Given passage:
----------------------------------------

A team of scientists led by Professor Lu Pengfei from SLST has unexpectedly identified that the traditional tight junction protein Occludin does not act as a barrier in epithelial tissue as expected. Instead, Occludin plays a vital role in the regulation of extremely basic and important protein production and secretion. On February 13th, 2020, the work from Lu's lab was published online as a research article entitled “Occludin Protects Secretory Cells from ER Stress by Facilitating SNARE-Dependent Apical Protein Exocytosis” in PNAS.
Protein secretion is one of the most basic biological processes in cells. Proteins including hormones and enzymes, which are secreted to the extracellular environment through the endoplasmic reticulum (ER) and Golgi apparatus, participate in many physiological processes and are very important for intercellular communication. However, it remains unclear how some professionally secretory cells, such as hair cells in the ear and chief cells in the stomach, accelerate the secretion of proteins to avoid excessive accumulation of intracellular proteins.
Lu's group found that the Occludin knockout female mice are not able to suckle pups due to the decline of milk production. Unexpectedly, Occludin null mammary glands show intact tight junction function and normal epithelial morphogenesis, cell differentiation, and tissue polarity, suggesting that Occludin is not required for these processes. Using single-cell transcriptomics, the team identified milk-producing cells (MPCs) and found they were progressively more prone to ER stress as protein production increased exponentially during late pregnancy and lactation. Importantly, Occludin loss in MPCs results in greatly heightened ER stress. This, in turn, leads to increased apoptosis and acute shutdown of protein expression, ultimately leading to lactation failure in the mutant mice. Furthermore, Occludin is localized on the secretory vesicles and interacts with the SNARE (Soluble Nethylmaleimide-sensitive factor Attachment Protein Receptor) proteins which are essential regulators of protein secretion, suggesting that Occludin improves the secretion efficiency of protein through interaction with SNARE proteins, thereby ensuring the production of postpartum milk protein. This work not only opens a new door for understanding the process of protein production, transportation and secretion, but also provides the theoretical evidence and the therapeutic target of various diseases caused by the absence of Occludin, such as hearing loss and infertility.

----------------------------------------

Entries shown:
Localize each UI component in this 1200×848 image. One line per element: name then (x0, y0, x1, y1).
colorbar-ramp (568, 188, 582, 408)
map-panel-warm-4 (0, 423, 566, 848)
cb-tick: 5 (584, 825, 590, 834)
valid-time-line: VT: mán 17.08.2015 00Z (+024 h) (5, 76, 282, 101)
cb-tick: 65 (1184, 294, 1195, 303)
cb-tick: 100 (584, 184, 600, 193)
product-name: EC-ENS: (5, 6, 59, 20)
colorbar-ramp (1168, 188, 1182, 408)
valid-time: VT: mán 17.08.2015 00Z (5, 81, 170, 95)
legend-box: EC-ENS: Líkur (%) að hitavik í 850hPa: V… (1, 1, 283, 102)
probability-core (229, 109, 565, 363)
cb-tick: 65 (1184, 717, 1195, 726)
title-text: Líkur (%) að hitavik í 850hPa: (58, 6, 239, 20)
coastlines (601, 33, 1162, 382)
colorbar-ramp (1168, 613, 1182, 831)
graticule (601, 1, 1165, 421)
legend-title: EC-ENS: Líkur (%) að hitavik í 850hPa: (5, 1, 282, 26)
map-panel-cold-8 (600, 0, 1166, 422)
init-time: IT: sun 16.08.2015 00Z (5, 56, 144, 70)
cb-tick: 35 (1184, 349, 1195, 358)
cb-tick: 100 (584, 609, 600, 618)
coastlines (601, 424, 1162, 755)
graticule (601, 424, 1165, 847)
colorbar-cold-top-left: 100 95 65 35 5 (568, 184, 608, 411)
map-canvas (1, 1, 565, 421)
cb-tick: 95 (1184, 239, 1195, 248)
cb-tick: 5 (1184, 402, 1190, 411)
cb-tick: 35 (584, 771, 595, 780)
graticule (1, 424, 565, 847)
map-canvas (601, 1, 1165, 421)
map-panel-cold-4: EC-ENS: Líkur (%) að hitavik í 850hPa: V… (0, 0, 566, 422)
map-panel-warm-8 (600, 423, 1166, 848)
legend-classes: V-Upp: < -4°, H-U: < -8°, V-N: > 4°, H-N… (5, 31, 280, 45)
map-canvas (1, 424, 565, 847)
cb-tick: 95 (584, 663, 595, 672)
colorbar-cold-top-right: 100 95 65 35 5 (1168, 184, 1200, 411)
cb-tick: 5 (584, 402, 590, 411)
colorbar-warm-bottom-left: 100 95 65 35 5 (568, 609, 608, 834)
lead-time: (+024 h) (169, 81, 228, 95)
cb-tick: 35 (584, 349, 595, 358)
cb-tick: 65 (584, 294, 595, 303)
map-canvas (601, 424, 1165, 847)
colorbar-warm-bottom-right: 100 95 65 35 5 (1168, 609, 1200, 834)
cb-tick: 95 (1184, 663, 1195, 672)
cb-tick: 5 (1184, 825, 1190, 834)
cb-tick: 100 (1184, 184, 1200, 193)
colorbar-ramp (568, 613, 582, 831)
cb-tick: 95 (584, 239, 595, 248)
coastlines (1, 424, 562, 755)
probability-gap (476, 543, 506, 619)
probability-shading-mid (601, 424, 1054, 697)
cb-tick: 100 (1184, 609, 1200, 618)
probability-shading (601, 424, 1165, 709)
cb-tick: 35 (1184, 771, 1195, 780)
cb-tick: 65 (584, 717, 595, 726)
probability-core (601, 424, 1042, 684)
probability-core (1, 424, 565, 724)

----------------------------------------

Task requirements:
a) Rewrite the part of the passage on Occludin that opens with the words containing "Protein secretion is" and closes with "of intracellular proteins.", putting "Golgi complex" wherever "Golgi apparatus" appears.
b) Carry the passage on Occludin and protein secretion forward from its final sentence.

Answers below:
a)
Protein secretion is one of the most basic biological processes in cells. Proteins including hormones and enzymes, which are secreted to the extracellular environment through the endoplasmic reticulum (ER) and Golgi complex, participate in many physiological processes and are very important for intercellular communication. However, it remains unclear how some professionally secretory cells, such as hair cells in the ear and chief cells in the stomach, accelerate the secretion of proteins to avoid excessive accumulation of intracellular proteins.

b)
Professor Lu Pengfei is the corresponding author of this study. This work was supported by grants from the Ministry of Science and Technology of China, National Science Foundation of China, and startup funds from ShanghaiTech University.
The process of intracellular protein secretion. In wild-type cells, Occludin can promote rapid and effective secretion after a large amount of proteins is expressed. However, in mutant cells, proteins cannot be secreted in time, resulting in various defects including inability to produce milk and infertility.